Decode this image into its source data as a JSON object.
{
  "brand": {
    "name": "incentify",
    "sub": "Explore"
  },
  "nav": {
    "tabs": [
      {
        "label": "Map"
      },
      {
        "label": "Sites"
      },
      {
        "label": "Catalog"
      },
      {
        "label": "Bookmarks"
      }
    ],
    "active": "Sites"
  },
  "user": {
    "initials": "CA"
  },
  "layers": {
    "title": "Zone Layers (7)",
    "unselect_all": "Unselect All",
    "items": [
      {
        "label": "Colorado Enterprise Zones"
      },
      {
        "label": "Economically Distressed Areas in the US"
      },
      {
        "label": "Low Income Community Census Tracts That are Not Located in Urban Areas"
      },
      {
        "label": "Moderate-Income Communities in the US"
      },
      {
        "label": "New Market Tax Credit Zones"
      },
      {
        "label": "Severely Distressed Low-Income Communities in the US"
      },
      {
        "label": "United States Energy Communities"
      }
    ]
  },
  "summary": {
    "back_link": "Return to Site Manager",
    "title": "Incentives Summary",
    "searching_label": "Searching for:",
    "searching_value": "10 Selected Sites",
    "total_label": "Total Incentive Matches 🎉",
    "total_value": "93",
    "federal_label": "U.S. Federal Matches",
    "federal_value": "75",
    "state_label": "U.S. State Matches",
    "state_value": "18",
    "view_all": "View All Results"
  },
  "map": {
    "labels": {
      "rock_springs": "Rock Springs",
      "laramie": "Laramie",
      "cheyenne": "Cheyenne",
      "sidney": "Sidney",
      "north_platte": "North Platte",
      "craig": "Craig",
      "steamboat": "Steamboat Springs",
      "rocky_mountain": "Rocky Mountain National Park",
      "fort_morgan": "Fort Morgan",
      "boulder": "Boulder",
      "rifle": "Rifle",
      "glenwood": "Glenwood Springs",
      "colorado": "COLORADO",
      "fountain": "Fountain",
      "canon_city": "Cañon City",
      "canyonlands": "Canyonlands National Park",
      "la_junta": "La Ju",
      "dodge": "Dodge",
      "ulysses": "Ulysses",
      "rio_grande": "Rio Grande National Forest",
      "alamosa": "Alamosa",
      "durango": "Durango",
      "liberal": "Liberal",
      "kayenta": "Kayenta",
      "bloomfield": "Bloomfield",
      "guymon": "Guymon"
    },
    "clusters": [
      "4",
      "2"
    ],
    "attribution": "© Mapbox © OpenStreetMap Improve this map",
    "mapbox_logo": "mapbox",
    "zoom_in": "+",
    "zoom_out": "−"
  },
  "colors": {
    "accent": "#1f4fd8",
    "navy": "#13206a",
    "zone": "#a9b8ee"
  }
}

§ **Exercise objective**
Every entry must be output again, exactly as written above.

§ **Right answer**
Decode this image into its source data as a JSON object.
{
  "brand": {
    "name": "incentify",
    "sub": "Explore"
  },
  "nav": {
    "tabs": [
      {
        "label": "Map"
      },
      {
        "label": "Sites"
      },
      {
        "label": "Catalog"
      },
      {
        "label": "Bookmarks"
      }
    ],
    "active": "Sites"
  },
  "user": {
    "initials": "CA"
  },
  "layers": {
    "title": "Zone Layers (7)",
    "unselect_all": "Unselect All",
    "items": [
      {
        "label": "Colorado Enterprise Zones"
      },
      {
        "label": "Economically Distressed Areas in the US"
      },
      {
        "label": "Low Income Community Census Tracts That are Not Located in Urban Areas"
      },
      {
        "label": "Moderate-Income Communities in the US"
      },
      {
        "label": "New Market Tax Credit Zones"
      },
      {
        "label": "Severely Distressed Low-Income Communities in the US"
      },
      {
        "label": "United States Energy Communities"
      }
    ]
  },
  "summary": {
    "back_link": "Return to Site Manager",
    "title": "Incentives Summary",
    "searching_label": "Searching for:",
    "searching_value": "10 Selected Sites",
    "total_label": "Total Incentive Matches 🎉",
    "total_value": "93",
    "federal_label": "U.S. Federal Matches",
    "federal_value": "75",
    "state_label": "U.S. State Matches",
    "state_value": "18",
    "view_all": "View All Results"
  },
  "map": {
    "labels": {
      "rock_springs": "Rock Springs",
      "laramie": "Laramie",
      "cheyenne": "Cheyenne",
      "sidney": "Sidney",
      "north_platte": "North Platte",
      "craig": "Craig",
      "steamboat": "Steamboat Springs",
      "rocky_mountain": "Rocky Mountain National Park",
      "fort_morgan": "Fort Morgan",
      "boulder": "Boulder",
      "rifle": "Rifle",
      "glenwood": "Glenwood Springs",
      "colorado": "COLORADO",
      "fountain": "Fountain",
      "canon_city": "Cañon City",
      "canyonlands": "Canyonlands National Park",
      "la_junta": "La Ju",
      "dodge": "Dodge",
      "ulysses": "Ulysses",
      "rio_grande": "Rio Grande National Forest",
      "alamosa": "Alamosa",
      "durango": "Durango",
      "liberal": "Liberal",
      "kayenta": "Kayenta",
      "bloomfield": "Bloomfield",
      "guymon": "Guymon"
    },
    "clusters": [
      "4",
      "2"
    ],
    "attribution": "© Mapbox © OpenStreetMap Improve this map",
    "mapbox_logo": "mapbox",
    "zoom_in": "+",
    "zoom_out": "−"
  },
  "colors": {
    "accent": "#1f4fd8",
    "navy": "#13206a",
    "zone": "#a9b8ee"
  }
}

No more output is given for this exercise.